===== INPUT FOR THIS TASK =====

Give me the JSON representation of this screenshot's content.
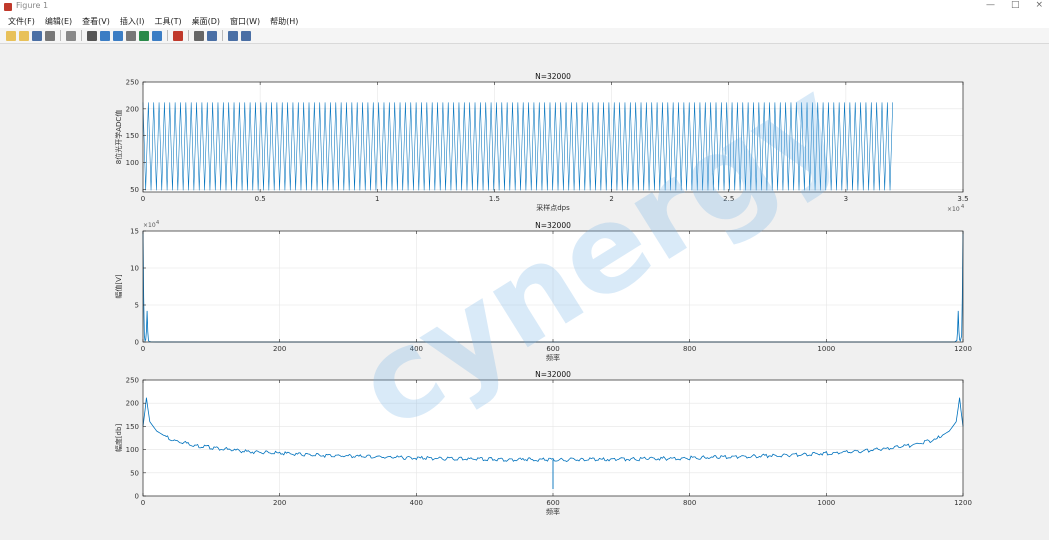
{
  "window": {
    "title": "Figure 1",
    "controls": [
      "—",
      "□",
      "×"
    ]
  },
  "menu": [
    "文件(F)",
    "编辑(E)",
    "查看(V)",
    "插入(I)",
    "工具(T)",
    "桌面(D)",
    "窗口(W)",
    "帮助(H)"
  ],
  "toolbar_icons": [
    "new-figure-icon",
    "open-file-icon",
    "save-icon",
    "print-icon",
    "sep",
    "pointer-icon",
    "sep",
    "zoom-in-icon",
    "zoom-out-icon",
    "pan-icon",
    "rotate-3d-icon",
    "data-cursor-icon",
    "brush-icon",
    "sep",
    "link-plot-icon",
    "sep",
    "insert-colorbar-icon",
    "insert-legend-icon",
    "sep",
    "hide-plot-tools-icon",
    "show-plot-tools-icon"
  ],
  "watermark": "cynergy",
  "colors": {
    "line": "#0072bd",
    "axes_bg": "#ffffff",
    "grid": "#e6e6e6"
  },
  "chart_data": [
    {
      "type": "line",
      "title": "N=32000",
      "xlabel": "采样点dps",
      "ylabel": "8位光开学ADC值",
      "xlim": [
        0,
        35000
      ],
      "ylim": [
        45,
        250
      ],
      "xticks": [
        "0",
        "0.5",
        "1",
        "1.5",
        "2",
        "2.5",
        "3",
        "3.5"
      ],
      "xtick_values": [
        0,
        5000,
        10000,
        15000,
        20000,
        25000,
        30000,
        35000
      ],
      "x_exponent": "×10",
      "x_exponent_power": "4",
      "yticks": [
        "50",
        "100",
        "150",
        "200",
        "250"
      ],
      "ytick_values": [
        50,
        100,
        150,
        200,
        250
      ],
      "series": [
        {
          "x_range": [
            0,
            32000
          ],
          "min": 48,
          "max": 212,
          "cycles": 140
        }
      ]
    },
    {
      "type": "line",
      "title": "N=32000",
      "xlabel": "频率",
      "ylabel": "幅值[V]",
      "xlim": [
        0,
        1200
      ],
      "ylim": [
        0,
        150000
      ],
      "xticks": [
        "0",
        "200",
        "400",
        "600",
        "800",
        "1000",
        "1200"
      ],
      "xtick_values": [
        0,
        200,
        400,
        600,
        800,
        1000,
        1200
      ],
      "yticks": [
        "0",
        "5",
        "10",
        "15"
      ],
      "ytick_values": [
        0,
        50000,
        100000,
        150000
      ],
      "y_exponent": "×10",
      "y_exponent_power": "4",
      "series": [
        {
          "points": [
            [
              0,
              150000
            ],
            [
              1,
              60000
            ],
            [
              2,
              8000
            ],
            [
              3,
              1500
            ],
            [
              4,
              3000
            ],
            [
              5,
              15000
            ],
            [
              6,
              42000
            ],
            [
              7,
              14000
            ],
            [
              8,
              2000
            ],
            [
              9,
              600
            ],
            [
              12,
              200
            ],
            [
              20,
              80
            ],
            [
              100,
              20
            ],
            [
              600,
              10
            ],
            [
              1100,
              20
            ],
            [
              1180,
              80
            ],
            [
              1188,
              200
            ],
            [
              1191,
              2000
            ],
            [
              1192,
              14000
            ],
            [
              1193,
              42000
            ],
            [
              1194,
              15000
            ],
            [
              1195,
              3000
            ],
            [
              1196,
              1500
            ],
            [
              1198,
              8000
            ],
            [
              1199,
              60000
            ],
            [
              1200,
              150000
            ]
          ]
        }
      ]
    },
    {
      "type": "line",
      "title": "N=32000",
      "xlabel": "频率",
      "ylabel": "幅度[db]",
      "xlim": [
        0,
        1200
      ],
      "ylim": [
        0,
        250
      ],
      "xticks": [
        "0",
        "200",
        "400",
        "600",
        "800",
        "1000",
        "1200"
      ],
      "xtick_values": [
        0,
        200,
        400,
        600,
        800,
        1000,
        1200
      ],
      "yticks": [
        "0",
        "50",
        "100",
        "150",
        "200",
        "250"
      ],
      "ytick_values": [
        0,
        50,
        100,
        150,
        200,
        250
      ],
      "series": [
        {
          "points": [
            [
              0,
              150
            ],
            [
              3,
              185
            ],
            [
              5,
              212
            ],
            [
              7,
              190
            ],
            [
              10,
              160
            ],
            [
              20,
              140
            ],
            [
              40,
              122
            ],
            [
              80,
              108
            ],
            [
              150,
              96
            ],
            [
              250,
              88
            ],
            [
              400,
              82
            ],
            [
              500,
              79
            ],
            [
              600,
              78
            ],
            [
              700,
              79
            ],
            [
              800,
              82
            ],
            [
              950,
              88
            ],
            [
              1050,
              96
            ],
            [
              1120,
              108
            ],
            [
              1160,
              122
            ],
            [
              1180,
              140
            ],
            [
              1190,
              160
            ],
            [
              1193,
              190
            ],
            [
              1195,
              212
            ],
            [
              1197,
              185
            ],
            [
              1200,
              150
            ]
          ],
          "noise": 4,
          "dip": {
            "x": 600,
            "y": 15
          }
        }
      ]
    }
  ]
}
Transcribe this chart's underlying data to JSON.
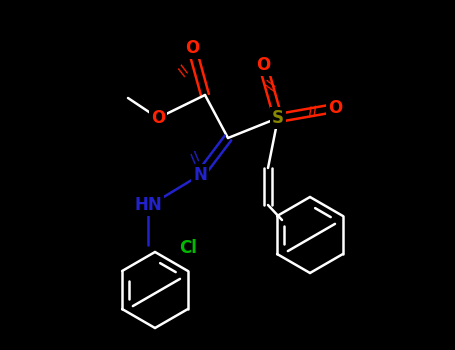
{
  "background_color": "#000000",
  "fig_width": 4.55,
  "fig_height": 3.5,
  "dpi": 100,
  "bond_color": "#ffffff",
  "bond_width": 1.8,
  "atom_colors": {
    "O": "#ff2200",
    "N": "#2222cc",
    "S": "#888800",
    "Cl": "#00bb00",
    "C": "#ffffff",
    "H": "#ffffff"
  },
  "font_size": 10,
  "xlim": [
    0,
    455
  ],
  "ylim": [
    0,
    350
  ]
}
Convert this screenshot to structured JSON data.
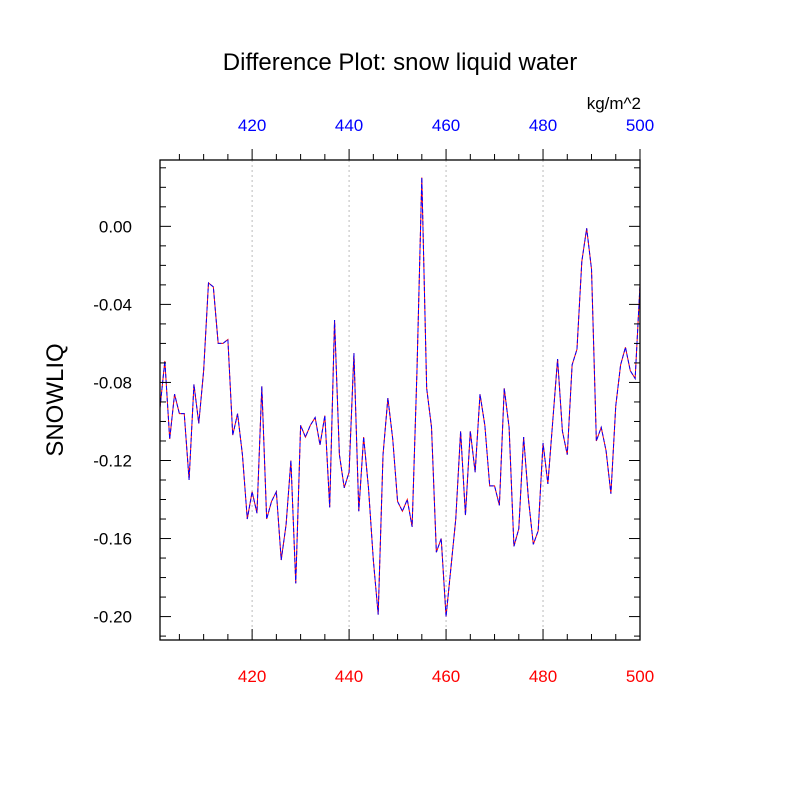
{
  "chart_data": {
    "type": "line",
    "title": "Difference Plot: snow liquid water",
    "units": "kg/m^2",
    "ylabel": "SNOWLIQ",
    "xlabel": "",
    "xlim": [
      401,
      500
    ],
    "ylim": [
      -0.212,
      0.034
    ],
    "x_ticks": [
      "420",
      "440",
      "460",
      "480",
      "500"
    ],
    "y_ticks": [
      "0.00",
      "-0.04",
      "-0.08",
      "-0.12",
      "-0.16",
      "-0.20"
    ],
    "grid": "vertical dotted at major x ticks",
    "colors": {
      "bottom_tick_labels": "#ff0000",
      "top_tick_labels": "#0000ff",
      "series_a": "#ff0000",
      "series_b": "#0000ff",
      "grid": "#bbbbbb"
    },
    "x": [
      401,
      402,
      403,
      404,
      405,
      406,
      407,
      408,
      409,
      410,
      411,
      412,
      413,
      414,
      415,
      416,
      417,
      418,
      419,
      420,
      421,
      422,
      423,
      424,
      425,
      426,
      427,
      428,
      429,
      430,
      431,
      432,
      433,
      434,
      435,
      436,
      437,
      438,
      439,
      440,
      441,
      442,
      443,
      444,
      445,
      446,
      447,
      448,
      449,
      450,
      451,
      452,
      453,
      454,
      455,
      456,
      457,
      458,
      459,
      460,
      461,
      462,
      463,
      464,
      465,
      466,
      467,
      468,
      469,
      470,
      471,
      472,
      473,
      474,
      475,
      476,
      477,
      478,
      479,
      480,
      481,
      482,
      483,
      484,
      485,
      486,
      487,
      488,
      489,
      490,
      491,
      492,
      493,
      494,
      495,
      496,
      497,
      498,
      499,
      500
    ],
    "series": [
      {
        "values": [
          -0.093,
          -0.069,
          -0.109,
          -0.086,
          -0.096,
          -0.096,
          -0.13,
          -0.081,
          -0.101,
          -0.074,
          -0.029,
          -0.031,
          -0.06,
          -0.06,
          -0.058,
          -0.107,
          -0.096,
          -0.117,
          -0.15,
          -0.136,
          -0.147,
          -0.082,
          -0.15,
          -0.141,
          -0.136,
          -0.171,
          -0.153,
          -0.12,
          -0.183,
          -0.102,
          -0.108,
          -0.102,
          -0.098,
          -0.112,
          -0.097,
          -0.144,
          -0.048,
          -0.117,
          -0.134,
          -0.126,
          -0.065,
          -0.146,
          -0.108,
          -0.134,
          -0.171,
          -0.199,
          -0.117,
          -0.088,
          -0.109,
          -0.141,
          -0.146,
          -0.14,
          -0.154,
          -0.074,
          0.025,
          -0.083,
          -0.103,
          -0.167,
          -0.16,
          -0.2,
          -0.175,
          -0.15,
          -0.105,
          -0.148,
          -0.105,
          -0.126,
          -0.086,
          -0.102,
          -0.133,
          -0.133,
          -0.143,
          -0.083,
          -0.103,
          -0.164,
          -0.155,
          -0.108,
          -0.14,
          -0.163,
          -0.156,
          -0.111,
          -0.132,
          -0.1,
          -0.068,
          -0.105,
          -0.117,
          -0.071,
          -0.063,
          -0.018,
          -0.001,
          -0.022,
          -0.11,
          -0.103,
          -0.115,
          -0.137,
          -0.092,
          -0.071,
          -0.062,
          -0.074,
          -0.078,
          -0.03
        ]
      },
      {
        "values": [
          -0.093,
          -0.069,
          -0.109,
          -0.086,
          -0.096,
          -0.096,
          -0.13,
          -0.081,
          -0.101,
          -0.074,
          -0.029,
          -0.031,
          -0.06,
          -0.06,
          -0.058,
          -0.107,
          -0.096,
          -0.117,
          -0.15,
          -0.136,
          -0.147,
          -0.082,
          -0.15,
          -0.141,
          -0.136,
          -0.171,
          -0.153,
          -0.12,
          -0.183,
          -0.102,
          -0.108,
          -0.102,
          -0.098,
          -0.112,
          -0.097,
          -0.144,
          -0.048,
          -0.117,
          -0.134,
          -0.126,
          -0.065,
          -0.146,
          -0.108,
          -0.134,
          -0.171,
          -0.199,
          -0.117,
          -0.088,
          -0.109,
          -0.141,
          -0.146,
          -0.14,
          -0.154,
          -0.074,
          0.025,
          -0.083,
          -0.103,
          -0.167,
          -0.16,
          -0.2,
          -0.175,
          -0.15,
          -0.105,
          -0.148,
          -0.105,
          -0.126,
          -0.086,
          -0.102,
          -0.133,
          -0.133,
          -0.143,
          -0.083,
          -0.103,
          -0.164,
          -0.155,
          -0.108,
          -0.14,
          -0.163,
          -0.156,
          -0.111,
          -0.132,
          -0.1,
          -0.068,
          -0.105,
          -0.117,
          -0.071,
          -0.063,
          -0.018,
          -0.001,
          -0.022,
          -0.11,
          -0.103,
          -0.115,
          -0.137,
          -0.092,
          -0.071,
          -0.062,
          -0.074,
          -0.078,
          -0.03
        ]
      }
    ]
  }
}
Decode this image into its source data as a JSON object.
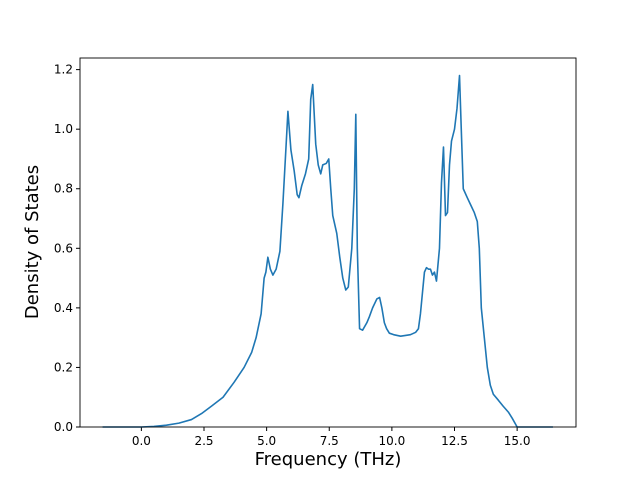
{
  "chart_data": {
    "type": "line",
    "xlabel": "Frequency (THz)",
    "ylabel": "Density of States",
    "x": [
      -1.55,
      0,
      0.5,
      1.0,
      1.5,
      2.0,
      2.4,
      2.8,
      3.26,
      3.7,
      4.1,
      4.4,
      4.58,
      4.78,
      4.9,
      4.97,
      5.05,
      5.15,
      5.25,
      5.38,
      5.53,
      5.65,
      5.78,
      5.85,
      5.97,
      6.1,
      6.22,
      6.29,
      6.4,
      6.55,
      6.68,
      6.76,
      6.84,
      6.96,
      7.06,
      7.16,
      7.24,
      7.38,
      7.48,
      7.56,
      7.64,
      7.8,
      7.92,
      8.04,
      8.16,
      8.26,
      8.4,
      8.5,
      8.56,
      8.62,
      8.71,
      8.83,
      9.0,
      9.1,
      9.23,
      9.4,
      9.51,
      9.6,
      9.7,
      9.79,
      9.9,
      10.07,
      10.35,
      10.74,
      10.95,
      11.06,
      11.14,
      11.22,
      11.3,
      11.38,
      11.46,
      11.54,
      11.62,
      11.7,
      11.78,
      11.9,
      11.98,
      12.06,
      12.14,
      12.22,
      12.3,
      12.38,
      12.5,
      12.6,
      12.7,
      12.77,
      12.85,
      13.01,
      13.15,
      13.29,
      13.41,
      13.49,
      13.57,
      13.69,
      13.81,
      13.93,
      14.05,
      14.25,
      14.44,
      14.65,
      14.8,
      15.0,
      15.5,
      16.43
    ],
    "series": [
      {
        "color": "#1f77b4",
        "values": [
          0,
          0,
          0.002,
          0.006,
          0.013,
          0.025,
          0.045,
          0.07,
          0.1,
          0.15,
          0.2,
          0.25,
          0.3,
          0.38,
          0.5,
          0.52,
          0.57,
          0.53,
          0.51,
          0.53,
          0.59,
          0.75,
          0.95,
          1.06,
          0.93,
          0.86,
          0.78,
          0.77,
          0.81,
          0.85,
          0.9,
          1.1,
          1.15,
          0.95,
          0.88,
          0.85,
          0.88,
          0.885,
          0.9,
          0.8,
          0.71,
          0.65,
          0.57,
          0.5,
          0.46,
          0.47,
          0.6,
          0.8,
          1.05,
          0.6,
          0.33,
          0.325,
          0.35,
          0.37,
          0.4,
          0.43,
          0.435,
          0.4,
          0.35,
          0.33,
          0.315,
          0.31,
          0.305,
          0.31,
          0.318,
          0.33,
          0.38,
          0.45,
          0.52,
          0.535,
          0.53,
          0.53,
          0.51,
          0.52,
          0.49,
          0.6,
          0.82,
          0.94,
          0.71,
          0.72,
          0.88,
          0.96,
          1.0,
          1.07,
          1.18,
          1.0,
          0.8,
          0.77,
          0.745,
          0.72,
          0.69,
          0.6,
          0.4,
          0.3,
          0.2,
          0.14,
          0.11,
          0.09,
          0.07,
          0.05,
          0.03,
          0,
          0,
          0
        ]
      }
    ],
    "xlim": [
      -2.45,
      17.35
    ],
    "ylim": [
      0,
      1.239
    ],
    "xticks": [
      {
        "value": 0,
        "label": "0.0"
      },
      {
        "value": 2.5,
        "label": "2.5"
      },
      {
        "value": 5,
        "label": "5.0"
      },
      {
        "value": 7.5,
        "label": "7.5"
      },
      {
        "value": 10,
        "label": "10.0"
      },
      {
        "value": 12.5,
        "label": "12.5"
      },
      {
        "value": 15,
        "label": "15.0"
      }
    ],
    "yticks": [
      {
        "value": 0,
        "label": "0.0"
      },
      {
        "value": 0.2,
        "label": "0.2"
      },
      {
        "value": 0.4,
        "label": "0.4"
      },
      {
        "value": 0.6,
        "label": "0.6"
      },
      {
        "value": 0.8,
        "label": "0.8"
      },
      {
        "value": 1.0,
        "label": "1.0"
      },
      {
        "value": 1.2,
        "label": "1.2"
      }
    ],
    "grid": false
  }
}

=====

OBJECTIVE:
Find the string "screenshot" in the records, then copy each line where it occurs.

REPLY TO THE TASK:
Give me the JSON representation of this screenshot's content.
Convert this screenshot to structured JSON data.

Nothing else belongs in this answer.